## Data shown
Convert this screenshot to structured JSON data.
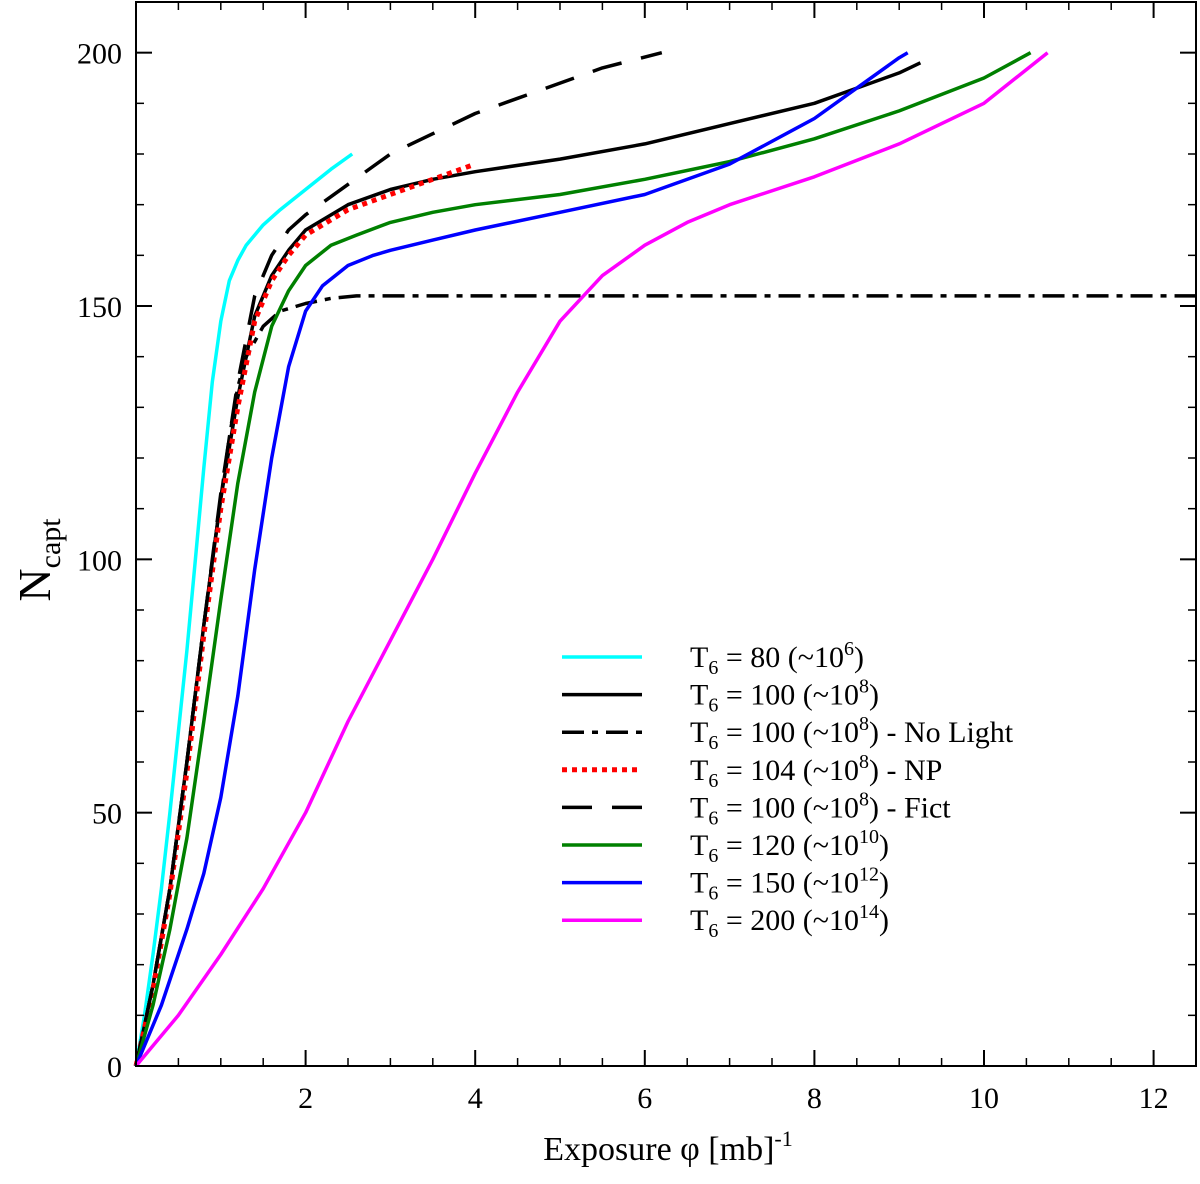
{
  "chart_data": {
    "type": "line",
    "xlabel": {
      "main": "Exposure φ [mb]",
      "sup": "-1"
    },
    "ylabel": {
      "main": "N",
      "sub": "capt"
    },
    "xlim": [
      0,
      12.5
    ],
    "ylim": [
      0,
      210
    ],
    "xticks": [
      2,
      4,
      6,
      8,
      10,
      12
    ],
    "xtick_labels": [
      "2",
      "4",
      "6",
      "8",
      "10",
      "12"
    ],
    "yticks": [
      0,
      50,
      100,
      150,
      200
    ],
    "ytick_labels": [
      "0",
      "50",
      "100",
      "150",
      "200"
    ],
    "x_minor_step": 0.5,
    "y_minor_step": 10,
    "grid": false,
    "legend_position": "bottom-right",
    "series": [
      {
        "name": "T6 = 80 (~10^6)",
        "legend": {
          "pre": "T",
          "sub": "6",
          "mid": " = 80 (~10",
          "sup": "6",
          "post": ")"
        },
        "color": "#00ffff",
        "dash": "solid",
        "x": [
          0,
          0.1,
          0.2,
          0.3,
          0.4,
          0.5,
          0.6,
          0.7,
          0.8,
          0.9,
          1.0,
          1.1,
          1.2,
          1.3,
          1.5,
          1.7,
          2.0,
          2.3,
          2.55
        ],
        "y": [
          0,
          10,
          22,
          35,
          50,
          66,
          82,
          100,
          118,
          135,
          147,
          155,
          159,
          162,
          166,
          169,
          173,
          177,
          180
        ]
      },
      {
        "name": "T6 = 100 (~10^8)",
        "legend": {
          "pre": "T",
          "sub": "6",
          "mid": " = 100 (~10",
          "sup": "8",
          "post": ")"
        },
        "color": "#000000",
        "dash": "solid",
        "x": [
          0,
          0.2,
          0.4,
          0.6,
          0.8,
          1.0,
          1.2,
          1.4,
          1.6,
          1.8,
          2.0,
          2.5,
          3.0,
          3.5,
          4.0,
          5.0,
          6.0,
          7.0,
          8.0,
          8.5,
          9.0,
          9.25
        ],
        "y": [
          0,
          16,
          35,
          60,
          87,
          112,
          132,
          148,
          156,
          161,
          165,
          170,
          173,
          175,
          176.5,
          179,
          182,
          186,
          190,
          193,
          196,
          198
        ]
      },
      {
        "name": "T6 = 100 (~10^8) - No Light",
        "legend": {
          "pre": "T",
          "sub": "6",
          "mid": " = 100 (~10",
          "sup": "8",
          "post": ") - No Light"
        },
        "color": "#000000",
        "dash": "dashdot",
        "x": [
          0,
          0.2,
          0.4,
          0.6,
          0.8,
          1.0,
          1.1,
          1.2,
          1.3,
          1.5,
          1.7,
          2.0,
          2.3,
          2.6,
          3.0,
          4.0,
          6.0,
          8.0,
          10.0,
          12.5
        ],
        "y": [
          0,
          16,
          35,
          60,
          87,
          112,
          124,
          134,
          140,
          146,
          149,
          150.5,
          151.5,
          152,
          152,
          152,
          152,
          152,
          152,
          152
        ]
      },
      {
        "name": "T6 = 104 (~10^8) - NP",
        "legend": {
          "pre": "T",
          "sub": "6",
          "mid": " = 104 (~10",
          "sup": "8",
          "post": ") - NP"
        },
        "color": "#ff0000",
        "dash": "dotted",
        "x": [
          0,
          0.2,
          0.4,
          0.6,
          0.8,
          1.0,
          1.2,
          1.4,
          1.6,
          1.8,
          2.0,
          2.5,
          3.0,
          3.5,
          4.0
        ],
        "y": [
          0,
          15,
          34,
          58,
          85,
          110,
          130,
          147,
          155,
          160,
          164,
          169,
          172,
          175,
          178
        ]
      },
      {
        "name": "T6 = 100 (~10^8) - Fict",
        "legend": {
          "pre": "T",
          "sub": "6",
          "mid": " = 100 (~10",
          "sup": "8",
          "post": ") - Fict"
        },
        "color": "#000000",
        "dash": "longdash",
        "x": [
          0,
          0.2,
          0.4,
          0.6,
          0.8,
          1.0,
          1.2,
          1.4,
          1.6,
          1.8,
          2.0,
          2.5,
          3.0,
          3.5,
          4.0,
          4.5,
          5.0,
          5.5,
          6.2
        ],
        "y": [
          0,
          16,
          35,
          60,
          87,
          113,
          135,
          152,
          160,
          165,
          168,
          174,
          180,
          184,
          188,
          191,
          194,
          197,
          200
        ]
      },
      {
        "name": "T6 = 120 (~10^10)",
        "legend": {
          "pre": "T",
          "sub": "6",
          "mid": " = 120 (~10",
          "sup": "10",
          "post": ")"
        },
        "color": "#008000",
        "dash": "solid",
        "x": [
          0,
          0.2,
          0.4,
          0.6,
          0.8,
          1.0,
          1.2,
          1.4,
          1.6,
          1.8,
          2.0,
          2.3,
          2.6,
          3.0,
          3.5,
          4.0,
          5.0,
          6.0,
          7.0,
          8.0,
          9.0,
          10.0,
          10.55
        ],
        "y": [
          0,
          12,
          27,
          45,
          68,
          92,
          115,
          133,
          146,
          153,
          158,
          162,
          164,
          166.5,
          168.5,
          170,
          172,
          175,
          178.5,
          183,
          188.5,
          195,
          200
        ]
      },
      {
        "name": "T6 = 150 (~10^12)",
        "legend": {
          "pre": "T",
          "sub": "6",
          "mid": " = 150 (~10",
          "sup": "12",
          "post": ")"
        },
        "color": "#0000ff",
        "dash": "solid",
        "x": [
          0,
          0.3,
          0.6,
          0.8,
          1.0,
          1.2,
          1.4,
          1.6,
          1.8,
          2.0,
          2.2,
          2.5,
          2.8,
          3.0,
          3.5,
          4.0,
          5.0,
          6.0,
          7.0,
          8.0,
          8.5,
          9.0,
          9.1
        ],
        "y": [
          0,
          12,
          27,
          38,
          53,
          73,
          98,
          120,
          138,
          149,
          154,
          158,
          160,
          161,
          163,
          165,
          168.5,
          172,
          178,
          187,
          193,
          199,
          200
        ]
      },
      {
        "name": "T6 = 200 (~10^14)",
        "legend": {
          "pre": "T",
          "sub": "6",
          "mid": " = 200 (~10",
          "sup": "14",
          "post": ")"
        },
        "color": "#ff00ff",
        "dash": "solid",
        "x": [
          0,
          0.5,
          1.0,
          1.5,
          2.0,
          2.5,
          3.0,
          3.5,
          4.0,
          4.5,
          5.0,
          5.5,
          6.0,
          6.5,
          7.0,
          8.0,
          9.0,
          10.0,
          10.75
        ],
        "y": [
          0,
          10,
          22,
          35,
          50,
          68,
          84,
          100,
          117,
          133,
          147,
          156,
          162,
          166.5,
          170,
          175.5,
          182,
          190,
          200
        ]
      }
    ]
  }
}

## The problem
Omit each picture, then return all of the listing exactly as it stands.

## Exercise result
Convert this screenshot to structured JSON data.
{
  "chart_data": {
    "type": "line",
    "xlabel": {
      "main": "Exposure φ [mb]",
      "sup": "-1"
    },
    "ylabel": {
      "main": "N",
      "sub": "capt"
    },
    "xlim": [
      0,
      12.5
    ],
    "ylim": [
      0,
      210
    ],
    "xticks": [
      2,
      4,
      6,
      8,
      10,
      12
    ],
    "xtick_labels": [
      "2",
      "4",
      "6",
      "8",
      "10",
      "12"
    ],
    "yticks": [
      0,
      50,
      100,
      150,
      200
    ],
    "ytick_labels": [
      "0",
      "50",
      "100",
      "150",
      "200"
    ],
    "x_minor_step": 0.5,
    "y_minor_step": 10,
    "grid": false,
    "legend_position": "bottom-right",
    "series": [
      {
        "name": "T6 = 80 (~10^6)",
        "legend": {
          "pre": "T",
          "sub": "6",
          "mid": " = 80 (~10",
          "sup": "6",
          "post": ")"
        },
        "color": "#00ffff",
        "dash": "solid",
        "x": [
          0,
          0.1,
          0.2,
          0.3,
          0.4,
          0.5,
          0.6,
          0.7,
          0.8,
          0.9,
          1.0,
          1.1,
          1.2,
          1.3,
          1.5,
          1.7,
          2.0,
          2.3,
          2.55
        ],
        "y": [
          0,
          10,
          22,
          35,
          50,
          66,
          82,
          100,
          118,
          135,
          147,
          155,
          159,
          162,
          166,
          169,
          173,
          177,
          180
        ]
      },
      {
        "name": "T6 = 100 (~10^8)",
        "legend": {
          "pre": "T",
          "sub": "6",
          "mid": " = 100 (~10",
          "sup": "8",
          "post": ")"
        },
        "color": "#000000",
        "dash": "solid",
        "x": [
          0,
          0.2,
          0.4,
          0.6,
          0.8,
          1.0,
          1.2,
          1.4,
          1.6,
          1.8,
          2.0,
          2.5,
          3.0,
          3.5,
          4.0,
          5.0,
          6.0,
          7.0,
          8.0,
          8.5,
          9.0,
          9.25
        ],
        "y": [
          0,
          16,
          35,
          60,
          87,
          112,
          132,
          148,
          156,
          161,
          165,
          170,
          173,
          175,
          176.5,
          179,
          182,
          186,
          190,
          193,
          196,
          198
        ]
      },
      {
        "name": "T6 = 100 (~10^8) - No Light",
        "legend": {
          "pre": "T",
          "sub": "6",
          "mid": " = 100 (~10",
          "sup": "8",
          "post": ") - No Light"
        },
        "color": "#000000",
        "dash": "dashdot",
        "x": [
          0,
          0.2,
          0.4,
          0.6,
          0.8,
          1.0,
          1.1,
          1.2,
          1.3,
          1.5,
          1.7,
          2.0,
          2.3,
          2.6,
          3.0,
          4.0,
          6.0,
          8.0,
          10.0,
          12.5
        ],
        "y": [
          0,
          16,
          35,
          60,
          87,
          112,
          124,
          134,
          140,
          146,
          149,
          150.5,
          151.5,
          152,
          152,
          152,
          152,
          152,
          152,
          152
        ]
      },
      {
        "name": "T6 = 104 (~10^8) - NP",
        "legend": {
          "pre": "T",
          "sub": "6",
          "mid": " = 104 (~10",
          "sup": "8",
          "post": ") - NP"
        },
        "color": "#ff0000",
        "dash": "dotted",
        "x": [
          0,
          0.2,
          0.4,
          0.6,
          0.8,
          1.0,
          1.2,
          1.4,
          1.6,
          1.8,
          2.0,
          2.5,
          3.0,
          3.5,
          4.0
        ],
        "y": [
          0,
          15,
          34,
          58,
          85,
          110,
          130,
          147,
          155,
          160,
          164,
          169,
          172,
          175,
          178
        ]
      },
      {
        "name": "T6 = 100 (~10^8) - Fict",
        "legend": {
          "pre": "T",
          "sub": "6",
          "mid": " = 100 (~10",
          "sup": "8",
          "post": ") - Fict"
        },
        "color": "#000000",
        "dash": "longdash",
        "x": [
          0,
          0.2,
          0.4,
          0.6,
          0.8,
          1.0,
          1.2,
          1.4,
          1.6,
          1.8,
          2.0,
          2.5,
          3.0,
          3.5,
          4.0,
          4.5,
          5.0,
          5.5,
          6.2
        ],
        "y": [
          0,
          16,
          35,
          60,
          87,
          113,
          135,
          152,
          160,
          165,
          168,
          174,
          180,
          184,
          188,
          191,
          194,
          197,
          200
        ]
      },
      {
        "name": "T6 = 120 (~10^10)",
        "legend": {
          "pre": "T",
          "sub": "6",
          "mid": " = 120 (~10",
          "sup": "10",
          "post": ")"
        },
        "color": "#008000",
        "dash": "solid",
        "x": [
          0,
          0.2,
          0.4,
          0.6,
          0.8,
          1.0,
          1.2,
          1.4,
          1.6,
          1.8,
          2.0,
          2.3,
          2.6,
          3.0,
          3.5,
          4.0,
          5.0,
          6.0,
          7.0,
          8.0,
          9.0,
          10.0,
          10.55
        ],
        "y": [
          0,
          12,
          27,
          45,
          68,
          92,
          115,
          133,
          146,
          153,
          158,
          162,
          164,
          166.5,
          168.5,
          170,
          172,
          175,
          178.5,
          183,
          188.5,
          195,
          200
        ]
      },
      {
        "name": "T6 = 150 (~10^12)",
        "legend": {
          "pre": "T",
          "sub": "6",
          "mid": " = 150 (~10",
          "sup": "12",
          "post": ")"
        },
        "color": "#0000ff",
        "dash": "solid",
        "x": [
          0,
          0.3,
          0.6,
          0.8,
          1.0,
          1.2,
          1.4,
          1.6,
          1.8,
          2.0,
          2.2,
          2.5,
          2.8,
          3.0,
          3.5,
          4.0,
          5.0,
          6.0,
          7.0,
          8.0,
          8.5,
          9.0,
          9.1
        ],
        "y": [
          0,
          12,
          27,
          38,
          53,
          73,
          98,
          120,
          138,
          149,
          154,
          158,
          160,
          161,
          163,
          165,
          168.5,
          172,
          178,
          187,
          193,
          199,
          200
        ]
      },
      {
        "name": "T6 = 200 (~10^14)",
        "legend": {
          "pre": "T",
          "sub": "6",
          "mid": " = 200 (~10",
          "sup": "14",
          "post": ")"
        },
        "color": "#ff00ff",
        "dash": "solid",
        "x": [
          0,
          0.5,
          1.0,
          1.5,
          2.0,
          2.5,
          3.0,
          3.5,
          4.0,
          4.5,
          5.0,
          5.5,
          6.0,
          6.5,
          7.0,
          8.0,
          9.0,
          10.0,
          10.75
        ],
        "y": [
          0,
          10,
          22,
          35,
          50,
          68,
          84,
          100,
          117,
          133,
          147,
          156,
          162,
          166.5,
          170,
          175.5,
          182,
          190,
          200
        ]
      }
    ]
  }
}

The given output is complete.